## Challenge
Work out how many lines hold the string "title". The answer is a single number, nothing more.

[Figure collection entries]

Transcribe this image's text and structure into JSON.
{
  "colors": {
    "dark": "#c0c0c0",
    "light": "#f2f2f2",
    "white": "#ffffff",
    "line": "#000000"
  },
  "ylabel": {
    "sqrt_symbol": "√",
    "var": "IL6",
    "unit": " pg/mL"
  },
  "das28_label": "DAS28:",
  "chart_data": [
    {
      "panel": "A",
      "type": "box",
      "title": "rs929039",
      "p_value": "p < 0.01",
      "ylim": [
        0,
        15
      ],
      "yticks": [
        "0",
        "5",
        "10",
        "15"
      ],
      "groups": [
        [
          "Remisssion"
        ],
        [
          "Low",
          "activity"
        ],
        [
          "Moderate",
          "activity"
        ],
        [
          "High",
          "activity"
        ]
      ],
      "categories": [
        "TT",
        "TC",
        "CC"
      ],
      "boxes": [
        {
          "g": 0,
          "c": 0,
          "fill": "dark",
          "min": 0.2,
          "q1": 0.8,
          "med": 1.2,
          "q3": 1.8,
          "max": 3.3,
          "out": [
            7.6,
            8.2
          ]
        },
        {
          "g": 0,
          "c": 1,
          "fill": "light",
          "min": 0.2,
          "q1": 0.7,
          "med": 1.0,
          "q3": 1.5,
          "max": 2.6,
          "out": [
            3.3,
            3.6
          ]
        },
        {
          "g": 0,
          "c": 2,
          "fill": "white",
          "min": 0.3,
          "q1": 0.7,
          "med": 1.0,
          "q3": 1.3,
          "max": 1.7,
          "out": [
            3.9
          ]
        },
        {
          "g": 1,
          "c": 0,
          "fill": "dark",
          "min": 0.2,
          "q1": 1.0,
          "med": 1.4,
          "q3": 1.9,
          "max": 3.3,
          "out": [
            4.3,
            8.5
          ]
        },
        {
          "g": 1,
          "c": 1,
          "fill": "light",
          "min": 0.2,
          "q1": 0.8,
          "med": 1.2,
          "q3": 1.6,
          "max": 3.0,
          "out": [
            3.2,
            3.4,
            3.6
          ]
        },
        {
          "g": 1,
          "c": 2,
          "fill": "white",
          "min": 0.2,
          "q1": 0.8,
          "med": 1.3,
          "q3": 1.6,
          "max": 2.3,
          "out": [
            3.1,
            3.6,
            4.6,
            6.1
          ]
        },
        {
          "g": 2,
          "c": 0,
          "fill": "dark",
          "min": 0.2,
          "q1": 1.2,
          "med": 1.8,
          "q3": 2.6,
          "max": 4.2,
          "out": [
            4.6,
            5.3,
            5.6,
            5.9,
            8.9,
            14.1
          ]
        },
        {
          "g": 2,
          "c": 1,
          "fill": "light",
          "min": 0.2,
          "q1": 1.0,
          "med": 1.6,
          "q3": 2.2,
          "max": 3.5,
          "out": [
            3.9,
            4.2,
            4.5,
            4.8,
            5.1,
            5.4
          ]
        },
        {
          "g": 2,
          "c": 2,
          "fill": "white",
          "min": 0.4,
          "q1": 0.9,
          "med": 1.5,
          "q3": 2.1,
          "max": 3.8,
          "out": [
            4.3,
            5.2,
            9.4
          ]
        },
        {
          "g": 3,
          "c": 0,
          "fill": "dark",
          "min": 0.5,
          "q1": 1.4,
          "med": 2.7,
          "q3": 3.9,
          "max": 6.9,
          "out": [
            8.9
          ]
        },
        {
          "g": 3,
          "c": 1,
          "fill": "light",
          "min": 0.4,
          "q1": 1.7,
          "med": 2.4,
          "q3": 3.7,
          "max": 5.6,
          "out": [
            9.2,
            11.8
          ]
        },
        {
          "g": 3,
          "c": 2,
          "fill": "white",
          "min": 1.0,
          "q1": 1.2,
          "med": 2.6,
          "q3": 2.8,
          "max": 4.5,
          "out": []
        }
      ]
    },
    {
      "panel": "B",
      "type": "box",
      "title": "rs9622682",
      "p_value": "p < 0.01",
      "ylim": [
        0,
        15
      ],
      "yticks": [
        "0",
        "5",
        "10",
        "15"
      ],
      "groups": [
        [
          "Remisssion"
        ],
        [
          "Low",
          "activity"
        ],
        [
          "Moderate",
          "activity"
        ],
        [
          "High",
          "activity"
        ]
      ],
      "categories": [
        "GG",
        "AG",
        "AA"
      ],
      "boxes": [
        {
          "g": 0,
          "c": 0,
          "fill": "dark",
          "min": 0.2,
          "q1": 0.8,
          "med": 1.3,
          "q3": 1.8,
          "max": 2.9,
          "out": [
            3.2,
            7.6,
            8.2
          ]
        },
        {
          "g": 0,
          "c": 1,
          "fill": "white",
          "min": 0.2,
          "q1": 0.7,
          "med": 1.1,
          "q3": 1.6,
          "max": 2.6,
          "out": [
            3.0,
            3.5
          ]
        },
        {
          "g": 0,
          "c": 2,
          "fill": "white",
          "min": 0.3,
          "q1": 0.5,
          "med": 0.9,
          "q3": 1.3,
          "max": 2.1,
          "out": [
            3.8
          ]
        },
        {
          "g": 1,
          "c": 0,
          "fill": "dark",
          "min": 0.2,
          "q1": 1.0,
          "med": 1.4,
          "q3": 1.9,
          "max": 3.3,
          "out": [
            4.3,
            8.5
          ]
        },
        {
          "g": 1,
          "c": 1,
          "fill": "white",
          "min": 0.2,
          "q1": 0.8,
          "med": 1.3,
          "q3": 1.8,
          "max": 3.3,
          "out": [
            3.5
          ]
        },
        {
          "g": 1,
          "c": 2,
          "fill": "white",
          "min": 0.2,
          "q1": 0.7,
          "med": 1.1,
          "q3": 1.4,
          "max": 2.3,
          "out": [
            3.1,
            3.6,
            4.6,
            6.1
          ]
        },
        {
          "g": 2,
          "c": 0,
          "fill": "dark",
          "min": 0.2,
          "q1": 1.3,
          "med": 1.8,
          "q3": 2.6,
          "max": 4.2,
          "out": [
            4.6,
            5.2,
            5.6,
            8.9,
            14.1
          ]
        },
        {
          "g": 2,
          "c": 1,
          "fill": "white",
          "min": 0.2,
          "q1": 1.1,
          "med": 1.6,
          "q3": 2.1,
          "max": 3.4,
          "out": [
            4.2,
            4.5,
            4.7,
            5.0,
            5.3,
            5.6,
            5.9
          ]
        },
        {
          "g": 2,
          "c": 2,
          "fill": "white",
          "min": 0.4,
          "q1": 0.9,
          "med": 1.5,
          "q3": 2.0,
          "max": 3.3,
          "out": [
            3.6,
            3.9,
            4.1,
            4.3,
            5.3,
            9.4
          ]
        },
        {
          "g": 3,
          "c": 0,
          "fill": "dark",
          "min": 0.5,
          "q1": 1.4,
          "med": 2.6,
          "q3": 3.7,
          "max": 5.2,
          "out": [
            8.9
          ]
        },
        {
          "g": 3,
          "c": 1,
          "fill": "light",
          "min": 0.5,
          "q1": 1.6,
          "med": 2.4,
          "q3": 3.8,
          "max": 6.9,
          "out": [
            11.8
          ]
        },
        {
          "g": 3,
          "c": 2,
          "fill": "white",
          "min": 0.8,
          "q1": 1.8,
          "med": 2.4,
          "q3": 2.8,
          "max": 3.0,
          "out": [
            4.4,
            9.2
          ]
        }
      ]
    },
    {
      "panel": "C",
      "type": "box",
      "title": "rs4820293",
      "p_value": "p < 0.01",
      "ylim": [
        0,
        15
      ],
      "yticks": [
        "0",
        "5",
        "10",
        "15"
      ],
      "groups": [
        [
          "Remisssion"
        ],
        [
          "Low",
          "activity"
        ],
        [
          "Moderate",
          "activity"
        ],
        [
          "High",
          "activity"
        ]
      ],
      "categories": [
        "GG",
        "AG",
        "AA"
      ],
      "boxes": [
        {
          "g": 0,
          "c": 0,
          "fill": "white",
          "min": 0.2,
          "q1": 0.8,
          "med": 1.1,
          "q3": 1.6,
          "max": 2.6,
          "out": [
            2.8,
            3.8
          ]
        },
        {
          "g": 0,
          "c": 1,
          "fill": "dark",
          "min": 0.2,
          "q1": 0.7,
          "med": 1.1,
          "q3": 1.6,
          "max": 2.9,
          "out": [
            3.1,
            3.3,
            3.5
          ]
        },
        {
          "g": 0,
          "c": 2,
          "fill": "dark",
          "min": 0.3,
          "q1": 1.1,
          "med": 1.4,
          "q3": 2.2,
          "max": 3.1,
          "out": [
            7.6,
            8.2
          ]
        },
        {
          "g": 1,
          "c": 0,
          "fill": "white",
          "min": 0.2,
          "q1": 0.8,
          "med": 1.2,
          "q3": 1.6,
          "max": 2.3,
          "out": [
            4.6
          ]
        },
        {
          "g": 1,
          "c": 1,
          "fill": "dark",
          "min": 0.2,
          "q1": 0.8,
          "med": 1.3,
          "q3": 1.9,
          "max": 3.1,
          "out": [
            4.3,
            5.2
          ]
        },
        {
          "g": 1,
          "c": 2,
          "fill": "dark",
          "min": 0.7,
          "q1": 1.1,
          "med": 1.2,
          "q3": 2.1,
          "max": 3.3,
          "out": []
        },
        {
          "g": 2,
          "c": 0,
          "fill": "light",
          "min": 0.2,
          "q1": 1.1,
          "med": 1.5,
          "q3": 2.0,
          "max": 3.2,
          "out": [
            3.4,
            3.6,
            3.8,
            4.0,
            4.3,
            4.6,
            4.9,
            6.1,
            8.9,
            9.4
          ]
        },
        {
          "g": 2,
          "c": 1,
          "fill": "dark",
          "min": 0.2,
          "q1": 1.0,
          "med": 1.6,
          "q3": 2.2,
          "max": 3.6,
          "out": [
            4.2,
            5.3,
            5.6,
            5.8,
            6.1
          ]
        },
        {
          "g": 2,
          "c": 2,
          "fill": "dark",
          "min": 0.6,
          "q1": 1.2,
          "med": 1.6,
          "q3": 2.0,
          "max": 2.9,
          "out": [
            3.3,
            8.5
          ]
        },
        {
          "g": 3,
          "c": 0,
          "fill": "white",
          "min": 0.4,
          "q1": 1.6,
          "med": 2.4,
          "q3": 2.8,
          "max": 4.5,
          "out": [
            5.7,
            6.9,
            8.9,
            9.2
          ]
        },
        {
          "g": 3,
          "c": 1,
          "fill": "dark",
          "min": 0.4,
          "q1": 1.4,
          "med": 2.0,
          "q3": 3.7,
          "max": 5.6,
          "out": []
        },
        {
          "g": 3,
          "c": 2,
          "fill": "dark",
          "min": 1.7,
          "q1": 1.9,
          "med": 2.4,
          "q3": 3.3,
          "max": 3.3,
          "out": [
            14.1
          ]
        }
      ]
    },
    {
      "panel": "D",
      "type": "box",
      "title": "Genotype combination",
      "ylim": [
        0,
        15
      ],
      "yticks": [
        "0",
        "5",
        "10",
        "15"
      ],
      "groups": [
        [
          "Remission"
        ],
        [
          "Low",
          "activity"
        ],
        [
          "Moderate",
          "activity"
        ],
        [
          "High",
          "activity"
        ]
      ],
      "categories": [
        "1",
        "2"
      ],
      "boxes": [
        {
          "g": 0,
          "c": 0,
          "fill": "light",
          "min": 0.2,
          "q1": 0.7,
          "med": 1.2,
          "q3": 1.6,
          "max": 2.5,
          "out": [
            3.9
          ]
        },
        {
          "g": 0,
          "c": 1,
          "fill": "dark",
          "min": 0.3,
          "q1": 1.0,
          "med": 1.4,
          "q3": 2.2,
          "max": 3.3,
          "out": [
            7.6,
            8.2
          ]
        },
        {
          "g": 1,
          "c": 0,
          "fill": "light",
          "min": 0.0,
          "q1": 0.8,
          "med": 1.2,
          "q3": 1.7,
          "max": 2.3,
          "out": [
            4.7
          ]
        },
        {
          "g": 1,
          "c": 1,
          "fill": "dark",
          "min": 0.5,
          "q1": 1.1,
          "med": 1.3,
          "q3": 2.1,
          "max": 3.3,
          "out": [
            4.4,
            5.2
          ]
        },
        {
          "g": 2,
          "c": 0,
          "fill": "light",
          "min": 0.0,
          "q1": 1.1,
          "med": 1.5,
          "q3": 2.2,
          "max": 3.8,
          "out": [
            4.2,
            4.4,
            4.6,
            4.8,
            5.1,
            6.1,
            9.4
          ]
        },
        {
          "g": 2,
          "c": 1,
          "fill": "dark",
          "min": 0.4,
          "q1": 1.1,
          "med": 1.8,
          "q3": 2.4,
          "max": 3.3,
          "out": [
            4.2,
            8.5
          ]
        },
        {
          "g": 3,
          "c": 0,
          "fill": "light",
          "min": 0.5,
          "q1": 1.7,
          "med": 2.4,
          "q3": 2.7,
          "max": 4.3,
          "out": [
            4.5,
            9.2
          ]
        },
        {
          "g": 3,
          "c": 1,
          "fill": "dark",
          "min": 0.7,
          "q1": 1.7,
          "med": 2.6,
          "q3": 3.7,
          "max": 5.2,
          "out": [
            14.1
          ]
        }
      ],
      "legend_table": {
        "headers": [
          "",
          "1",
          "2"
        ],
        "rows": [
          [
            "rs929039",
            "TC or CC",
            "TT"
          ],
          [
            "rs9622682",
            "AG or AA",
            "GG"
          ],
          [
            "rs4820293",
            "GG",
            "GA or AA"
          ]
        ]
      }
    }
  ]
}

## Output for this task
4